[Stored entries]
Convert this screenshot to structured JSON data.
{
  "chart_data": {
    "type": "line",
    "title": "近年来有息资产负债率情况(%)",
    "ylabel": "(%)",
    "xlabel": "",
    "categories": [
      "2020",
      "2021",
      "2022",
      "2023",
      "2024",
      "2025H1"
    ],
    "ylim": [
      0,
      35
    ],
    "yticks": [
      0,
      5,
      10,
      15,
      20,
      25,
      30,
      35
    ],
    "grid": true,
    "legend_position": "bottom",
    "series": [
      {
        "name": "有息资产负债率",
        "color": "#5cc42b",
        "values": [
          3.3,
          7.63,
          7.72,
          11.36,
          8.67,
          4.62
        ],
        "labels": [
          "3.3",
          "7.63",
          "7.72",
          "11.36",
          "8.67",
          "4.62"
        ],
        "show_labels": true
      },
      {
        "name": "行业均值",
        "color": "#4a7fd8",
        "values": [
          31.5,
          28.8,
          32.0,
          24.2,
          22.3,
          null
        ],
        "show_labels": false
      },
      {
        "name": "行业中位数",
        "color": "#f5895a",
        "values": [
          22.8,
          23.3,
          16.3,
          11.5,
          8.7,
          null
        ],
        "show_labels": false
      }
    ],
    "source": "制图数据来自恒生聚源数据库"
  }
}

- _What is expected_
Each line above must be printed exactly as it appears.

- _Result of the exercise_
Convert this screenshot to structured JSON data.
{
  "chart_data": {
    "type": "line",
    "title": "近年来有息资产负债率情况(%)",
    "ylabel": "(%)",
    "xlabel": "",
    "categories": [
      "2020",
      "2021",
      "2022",
      "2023",
      "2024",
      "2025H1"
    ],
    "ylim": [
      0,
      35
    ],
    "yticks": [
      0,
      5,
      10,
      15,
      20,
      25,
      30,
      35
    ],
    "grid": true,
    "legend_position": "bottom",
    "series": [
      {
        "name": "有息资产负债率",
        "color": "#5cc42b",
        "values": [
          3.3,
          7.63,
          7.72,
          11.36,
          8.67,
          4.62
        ],
        "labels": [
          "3.3",
          "7.63",
          "7.72",
          "11.36",
          "8.67",
          "4.62"
        ],
        "show_labels": true
      },
      {
        "name": "行业均值",
        "color": "#4a7fd8",
        "values": [
          31.5,
          28.8,
          32.0,
          24.2,
          22.3,
          null
        ],
        "show_labels": false
      },
      {
        "name": "行业中位数",
        "color": "#f5895a",
        "values": [
          22.8,
          23.3,
          16.3,
          11.5,
          8.7,
          null
        ],
        "show_labels": false
      }
    ],
    "source": "制图数据来自恒生聚源数据库"
  }
}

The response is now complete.